PROBLEM REQUIREMENTS:
Transcribe the entries that follow, word for word.

******************************

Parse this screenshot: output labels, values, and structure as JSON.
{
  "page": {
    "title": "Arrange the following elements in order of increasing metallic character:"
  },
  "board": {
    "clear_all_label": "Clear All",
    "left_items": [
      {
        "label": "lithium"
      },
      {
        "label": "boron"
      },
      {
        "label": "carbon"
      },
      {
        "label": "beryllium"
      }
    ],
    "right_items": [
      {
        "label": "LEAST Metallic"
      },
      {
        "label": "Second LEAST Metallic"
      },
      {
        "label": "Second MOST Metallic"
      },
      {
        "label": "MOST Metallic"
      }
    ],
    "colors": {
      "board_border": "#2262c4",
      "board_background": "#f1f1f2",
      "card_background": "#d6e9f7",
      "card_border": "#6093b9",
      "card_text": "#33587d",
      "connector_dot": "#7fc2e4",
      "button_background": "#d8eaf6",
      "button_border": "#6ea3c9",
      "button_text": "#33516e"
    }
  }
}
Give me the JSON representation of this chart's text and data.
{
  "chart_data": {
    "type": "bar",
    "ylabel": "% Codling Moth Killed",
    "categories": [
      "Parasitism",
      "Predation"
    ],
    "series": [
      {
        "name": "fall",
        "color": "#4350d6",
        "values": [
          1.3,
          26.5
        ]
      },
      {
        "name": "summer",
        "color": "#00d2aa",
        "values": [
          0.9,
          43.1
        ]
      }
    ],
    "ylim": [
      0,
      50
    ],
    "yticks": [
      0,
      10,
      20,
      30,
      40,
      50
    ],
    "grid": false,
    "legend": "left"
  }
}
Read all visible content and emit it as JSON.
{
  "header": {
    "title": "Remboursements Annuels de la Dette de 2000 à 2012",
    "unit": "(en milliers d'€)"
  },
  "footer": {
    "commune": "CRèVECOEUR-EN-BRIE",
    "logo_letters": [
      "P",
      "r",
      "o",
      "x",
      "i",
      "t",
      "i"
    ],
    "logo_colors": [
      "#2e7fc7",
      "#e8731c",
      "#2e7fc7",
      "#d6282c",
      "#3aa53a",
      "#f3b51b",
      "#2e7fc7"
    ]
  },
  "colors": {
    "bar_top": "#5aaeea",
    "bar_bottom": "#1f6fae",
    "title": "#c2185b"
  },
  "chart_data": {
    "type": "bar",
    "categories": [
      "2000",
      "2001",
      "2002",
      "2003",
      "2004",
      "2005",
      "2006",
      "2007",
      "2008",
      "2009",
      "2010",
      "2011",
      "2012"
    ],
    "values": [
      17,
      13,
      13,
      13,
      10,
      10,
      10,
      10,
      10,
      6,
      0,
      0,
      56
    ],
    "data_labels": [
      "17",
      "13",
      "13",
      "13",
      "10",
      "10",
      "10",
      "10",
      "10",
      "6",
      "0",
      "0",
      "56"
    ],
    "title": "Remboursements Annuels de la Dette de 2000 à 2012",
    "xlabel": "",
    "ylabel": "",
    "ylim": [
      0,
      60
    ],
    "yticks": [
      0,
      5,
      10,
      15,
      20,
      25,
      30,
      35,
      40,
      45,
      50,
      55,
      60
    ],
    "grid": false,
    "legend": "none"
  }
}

******************************

ANSWER TO THE TASK:
Parse this screenshot: output labels, values, and structure as JSON.
{
  "page": {
    "title": "Arrange the following elements in order of increasing metallic character:"
  },
  "board": {
    "clear_all_label": "Clear All",
    "left_items": [
      {
        "label": "lithium"
      },
      {
        "label": "boron"
      },
      {
        "label": "carbon"
      },
      {
        "label": "beryllium"
      }
    ],
    "right_items": [
      {
        "label": "LEAST Metallic"
      },
      {
        "label": "Second LEAST Metallic"
      },
      {
        "label": "Second MOST Metallic"
      },
      {
        "label": "MOST Metallic"
      }
    ],
    "colors": {
      "board_border": "#2262c4",
      "board_background": "#f1f1f2",
      "card_background": "#d6e9f7",
      "card_border": "#6093b9",
      "card_text": "#33587d",
      "connector_dot": "#7fc2e4",
      "button_background": "#d8eaf6",
      "button_border": "#6ea3c9",
      "button_text": "#33516e"
    }
  }
}
Give me the JSON representation of this chart's text and data.
{
  "chart_data": {
    "type": "bar",
    "ylabel": "% Codling Moth Killed",
    "categories": [
      "Parasitism",
      "Predation"
    ],
    "series": [
      {
        "name": "fall",
        "color": "#4350d6",
        "values": [
          1.3,
          26.5
        ]
      },
      {
        "name": "summer",
        "color": "#00d2aa",
        "values": [
          0.9,
          43.1
        ]
      }
    ],
    "ylim": [
      0,
      50
    ],
    "yticks": [
      0,
      10,
      20,
      30,
      40,
      50
    ],
    "grid": false,
    "legend": "left"
  }
}
Read all visible content and emit it as JSON.
{
  "header": {
    "title": "Remboursements Annuels de la Dette de 2000 à 2012",
    "unit": "(en milliers d'€)"
  },
  "footer": {
    "commune": "CRèVECOEUR-EN-BRIE",
    "logo_letters": [
      "P",
      "r",
      "o",
      "x",
      "i",
      "t",
      "i"
    ],
    "logo_colors": [
      "#2e7fc7",
      "#e8731c",
      "#2e7fc7",
      "#d6282c",
      "#3aa53a",
      "#f3b51b",
      "#2e7fc7"
    ]
  },
  "colors": {
    "bar_top": "#5aaeea",
    "bar_bottom": "#1f6fae",
    "title": "#c2185b"
  },
  "chart_data": {
    "type": "bar",
    "categories": [
      "2000",
      "2001",
      "2002",
      "2003",
      "2004",
      "2005",
      "2006",
      "2007",
      "2008",
      "2009",
      "2010",
      "2011",
      "2012"
    ],
    "values": [
      17,
      13,
      13,
      13,
      10,
      10,
      10,
      10,
      10,
      6,
      0,
      0,
      56
    ],
    "data_labels": [
      "17",
      "13",
      "13",
      "13",
      "10",
      "10",
      "10",
      "10",
      "10",
      "6",
      "0",
      "0",
      "56"
    ],
    "title": "Remboursements Annuels de la Dette de 2000 à 2012",
    "xlabel": "",
    "ylabel": "",
    "ylim": [
      0,
      60
    ],
    "yticks": [
      0,
      5,
      10,
      15,
      20,
      25,
      30,
      35,
      40,
      45,
      50,
      55,
      60
    ],
    "grid": false,
    "legend": "none"
  }
}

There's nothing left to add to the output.